In the records that follow, locate every line with "Highest" and extract it.

[START EXERCISE INPUTS]

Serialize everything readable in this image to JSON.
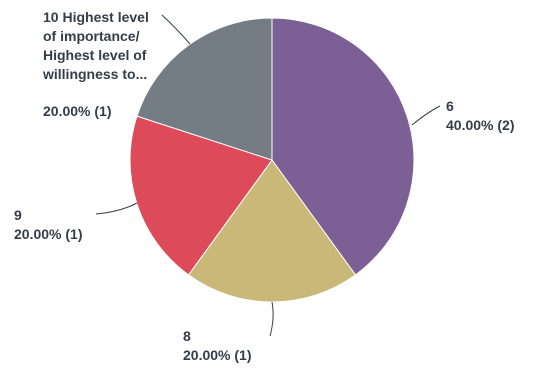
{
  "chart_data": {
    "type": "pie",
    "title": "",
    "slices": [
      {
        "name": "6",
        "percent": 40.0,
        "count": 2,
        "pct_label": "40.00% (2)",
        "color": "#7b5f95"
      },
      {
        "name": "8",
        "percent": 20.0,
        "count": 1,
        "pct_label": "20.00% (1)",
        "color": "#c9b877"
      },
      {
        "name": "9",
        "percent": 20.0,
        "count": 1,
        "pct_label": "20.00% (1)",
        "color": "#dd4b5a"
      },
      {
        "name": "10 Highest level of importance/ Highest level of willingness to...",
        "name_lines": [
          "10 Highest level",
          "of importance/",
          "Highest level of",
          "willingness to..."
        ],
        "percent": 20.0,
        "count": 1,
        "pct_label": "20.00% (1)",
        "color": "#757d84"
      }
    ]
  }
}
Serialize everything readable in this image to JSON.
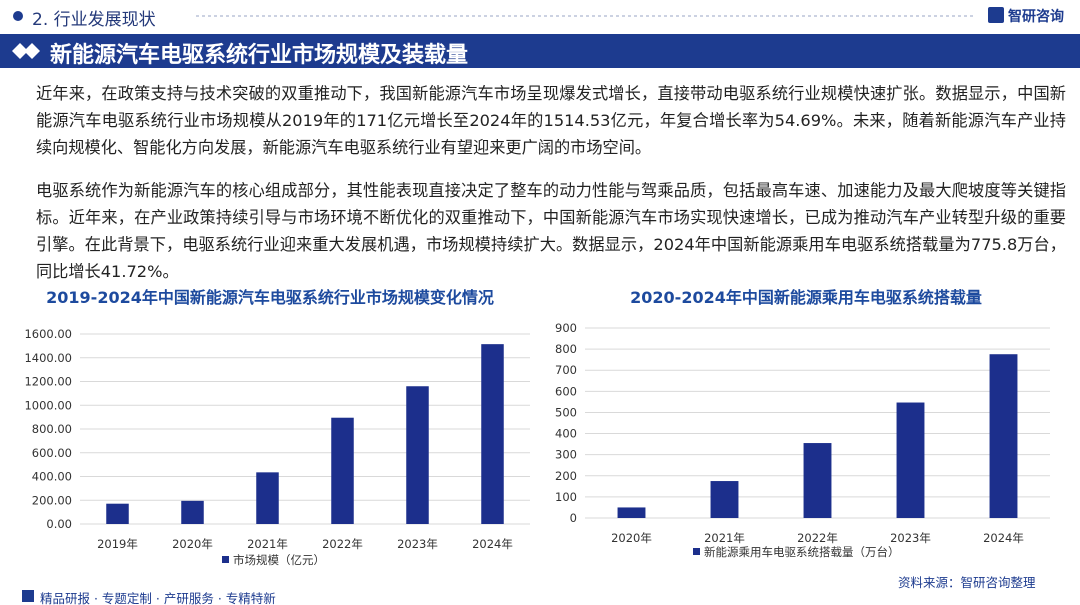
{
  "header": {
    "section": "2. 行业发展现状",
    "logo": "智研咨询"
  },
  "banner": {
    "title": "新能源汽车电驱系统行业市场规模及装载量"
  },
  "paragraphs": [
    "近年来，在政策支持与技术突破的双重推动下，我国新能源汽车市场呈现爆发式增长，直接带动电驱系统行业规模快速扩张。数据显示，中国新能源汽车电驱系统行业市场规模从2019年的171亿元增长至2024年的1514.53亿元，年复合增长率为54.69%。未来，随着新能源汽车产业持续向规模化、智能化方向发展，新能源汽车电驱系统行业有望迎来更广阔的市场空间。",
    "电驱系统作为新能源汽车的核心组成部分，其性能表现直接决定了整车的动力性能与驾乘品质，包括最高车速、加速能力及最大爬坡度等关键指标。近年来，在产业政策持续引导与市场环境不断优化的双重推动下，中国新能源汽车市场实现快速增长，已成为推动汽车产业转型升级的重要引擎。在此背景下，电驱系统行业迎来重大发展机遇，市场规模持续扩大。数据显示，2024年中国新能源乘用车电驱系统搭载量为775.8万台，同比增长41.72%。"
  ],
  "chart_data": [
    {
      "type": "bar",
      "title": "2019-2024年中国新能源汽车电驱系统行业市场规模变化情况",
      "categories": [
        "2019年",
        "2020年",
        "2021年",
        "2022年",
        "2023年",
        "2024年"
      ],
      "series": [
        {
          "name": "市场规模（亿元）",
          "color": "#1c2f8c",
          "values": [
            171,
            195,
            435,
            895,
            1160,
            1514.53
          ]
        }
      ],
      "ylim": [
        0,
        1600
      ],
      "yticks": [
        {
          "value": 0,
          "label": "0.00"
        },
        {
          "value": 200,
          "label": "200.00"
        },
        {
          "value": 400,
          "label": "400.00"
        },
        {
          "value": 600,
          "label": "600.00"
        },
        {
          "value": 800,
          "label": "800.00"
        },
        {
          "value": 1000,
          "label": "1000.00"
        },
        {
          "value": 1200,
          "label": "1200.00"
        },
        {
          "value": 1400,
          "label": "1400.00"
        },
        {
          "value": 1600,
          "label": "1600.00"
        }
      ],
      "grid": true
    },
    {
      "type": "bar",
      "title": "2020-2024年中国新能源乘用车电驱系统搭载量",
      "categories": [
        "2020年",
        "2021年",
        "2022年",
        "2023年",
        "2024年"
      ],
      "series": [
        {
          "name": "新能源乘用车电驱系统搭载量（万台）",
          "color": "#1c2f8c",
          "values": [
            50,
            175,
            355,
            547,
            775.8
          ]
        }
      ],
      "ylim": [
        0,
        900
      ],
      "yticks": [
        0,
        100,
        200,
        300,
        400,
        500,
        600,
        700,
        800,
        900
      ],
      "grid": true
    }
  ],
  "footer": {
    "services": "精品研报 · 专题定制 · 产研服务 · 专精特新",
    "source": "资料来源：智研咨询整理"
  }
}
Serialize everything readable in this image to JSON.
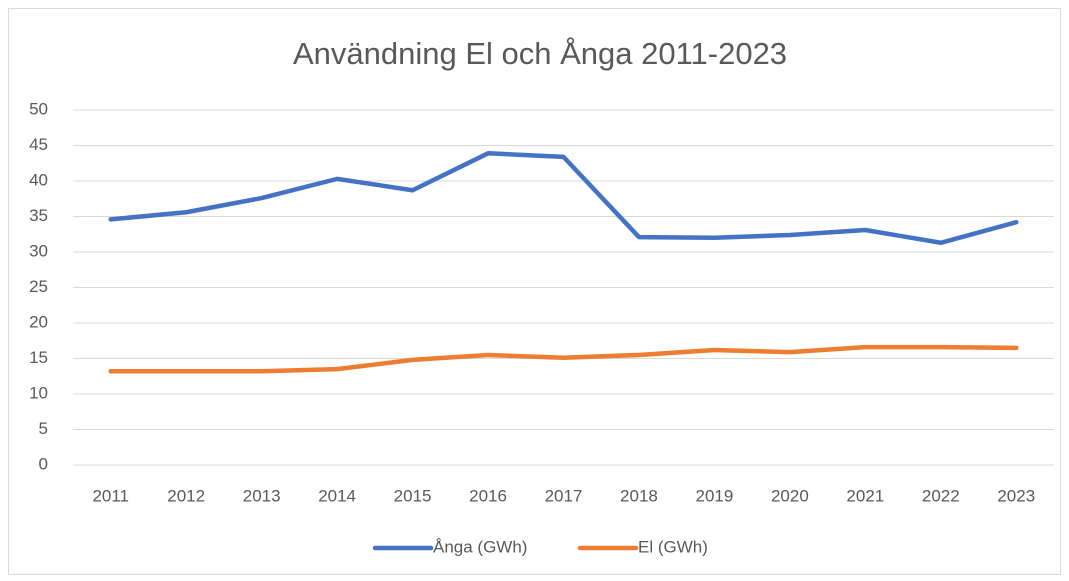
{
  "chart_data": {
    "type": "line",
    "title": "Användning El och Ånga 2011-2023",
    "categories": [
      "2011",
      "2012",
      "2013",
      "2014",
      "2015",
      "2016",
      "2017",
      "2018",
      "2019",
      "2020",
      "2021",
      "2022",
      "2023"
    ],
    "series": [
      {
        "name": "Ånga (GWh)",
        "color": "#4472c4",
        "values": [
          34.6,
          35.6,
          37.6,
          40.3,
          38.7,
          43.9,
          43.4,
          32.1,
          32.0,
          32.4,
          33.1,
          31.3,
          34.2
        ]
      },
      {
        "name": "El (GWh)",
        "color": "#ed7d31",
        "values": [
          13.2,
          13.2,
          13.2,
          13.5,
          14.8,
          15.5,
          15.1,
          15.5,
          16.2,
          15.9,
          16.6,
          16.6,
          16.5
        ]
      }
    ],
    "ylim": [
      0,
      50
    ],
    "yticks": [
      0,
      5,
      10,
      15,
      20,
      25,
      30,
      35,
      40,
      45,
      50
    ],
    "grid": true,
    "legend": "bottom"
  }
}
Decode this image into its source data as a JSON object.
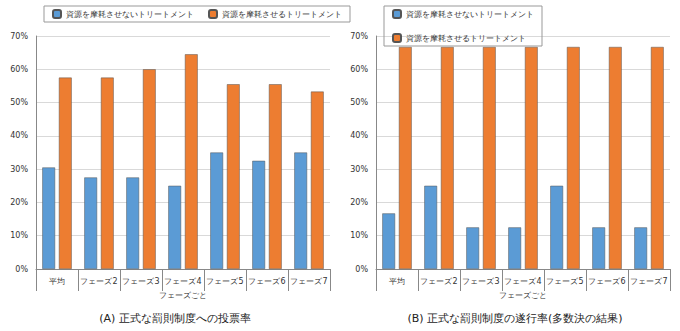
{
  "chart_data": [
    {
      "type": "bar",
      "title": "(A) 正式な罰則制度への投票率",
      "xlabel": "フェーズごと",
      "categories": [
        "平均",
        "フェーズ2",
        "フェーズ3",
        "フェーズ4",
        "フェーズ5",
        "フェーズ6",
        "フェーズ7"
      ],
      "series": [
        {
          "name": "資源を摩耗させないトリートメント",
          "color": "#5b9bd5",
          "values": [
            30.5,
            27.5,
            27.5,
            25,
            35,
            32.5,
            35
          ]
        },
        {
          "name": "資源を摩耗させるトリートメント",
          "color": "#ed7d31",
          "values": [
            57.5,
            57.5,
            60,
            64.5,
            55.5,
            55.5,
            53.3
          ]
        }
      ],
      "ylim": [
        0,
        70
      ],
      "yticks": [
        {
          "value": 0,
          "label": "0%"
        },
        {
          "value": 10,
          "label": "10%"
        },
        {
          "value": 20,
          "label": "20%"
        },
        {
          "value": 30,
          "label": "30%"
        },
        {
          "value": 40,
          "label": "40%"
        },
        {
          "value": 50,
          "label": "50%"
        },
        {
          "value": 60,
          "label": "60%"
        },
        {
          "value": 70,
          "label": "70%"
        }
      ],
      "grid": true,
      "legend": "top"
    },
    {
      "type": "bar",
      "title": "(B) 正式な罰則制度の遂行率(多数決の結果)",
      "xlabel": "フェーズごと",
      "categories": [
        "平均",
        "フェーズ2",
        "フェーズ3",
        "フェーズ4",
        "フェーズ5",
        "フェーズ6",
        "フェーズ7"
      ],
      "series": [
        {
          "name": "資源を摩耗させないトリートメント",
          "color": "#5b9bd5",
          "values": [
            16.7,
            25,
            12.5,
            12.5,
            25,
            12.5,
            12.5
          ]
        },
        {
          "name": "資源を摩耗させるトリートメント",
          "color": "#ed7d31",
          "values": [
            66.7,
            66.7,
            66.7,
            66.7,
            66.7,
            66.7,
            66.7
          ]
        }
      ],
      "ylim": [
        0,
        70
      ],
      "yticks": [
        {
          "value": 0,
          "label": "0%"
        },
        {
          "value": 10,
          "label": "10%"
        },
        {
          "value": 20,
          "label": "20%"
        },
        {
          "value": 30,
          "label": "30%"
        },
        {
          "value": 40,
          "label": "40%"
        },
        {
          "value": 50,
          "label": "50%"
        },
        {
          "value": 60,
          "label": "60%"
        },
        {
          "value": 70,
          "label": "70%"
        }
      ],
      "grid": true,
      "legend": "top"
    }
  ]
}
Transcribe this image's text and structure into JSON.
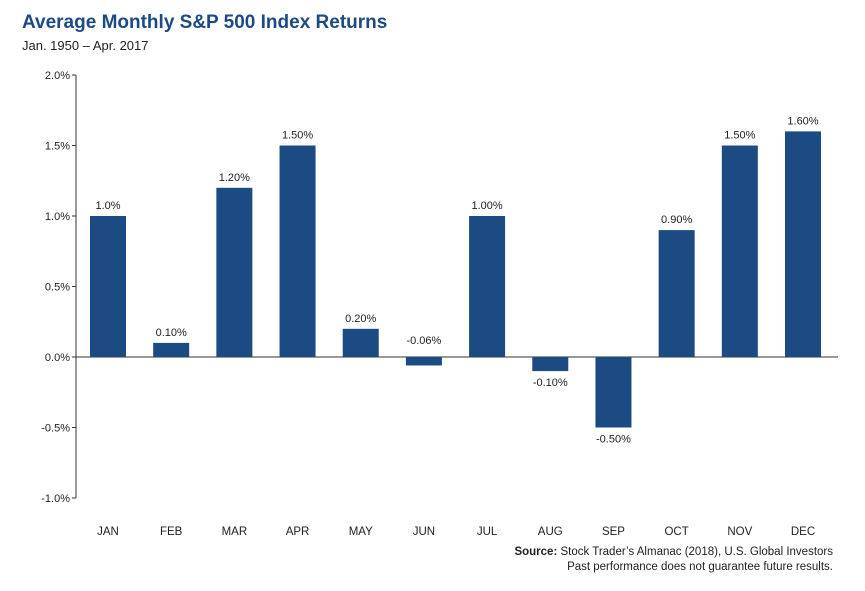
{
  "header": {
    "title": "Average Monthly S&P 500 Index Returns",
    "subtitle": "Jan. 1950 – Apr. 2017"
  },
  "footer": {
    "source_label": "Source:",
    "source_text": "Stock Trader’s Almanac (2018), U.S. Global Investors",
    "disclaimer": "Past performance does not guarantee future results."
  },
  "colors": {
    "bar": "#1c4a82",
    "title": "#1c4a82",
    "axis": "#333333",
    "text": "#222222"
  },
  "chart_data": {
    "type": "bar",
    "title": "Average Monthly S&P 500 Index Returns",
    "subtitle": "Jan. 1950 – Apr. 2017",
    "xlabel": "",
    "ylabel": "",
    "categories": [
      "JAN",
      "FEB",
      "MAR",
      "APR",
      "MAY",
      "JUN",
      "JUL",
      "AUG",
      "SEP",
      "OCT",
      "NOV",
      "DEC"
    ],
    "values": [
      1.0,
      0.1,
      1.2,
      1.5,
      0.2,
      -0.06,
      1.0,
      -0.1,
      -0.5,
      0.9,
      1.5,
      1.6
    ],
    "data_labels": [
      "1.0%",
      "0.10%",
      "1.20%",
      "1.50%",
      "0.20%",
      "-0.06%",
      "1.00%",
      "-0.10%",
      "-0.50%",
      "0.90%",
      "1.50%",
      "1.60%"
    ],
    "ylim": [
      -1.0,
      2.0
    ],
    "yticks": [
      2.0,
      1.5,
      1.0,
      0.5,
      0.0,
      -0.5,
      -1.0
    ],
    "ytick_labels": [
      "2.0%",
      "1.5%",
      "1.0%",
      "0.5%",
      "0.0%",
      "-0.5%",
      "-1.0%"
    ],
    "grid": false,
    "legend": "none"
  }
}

[END EXERCISE INPUTS]

TASK RESULT:
        "name": "10 Highest level of importance/ Highest level of willingness to...",
          "10 Highest level",
          "Highest level of",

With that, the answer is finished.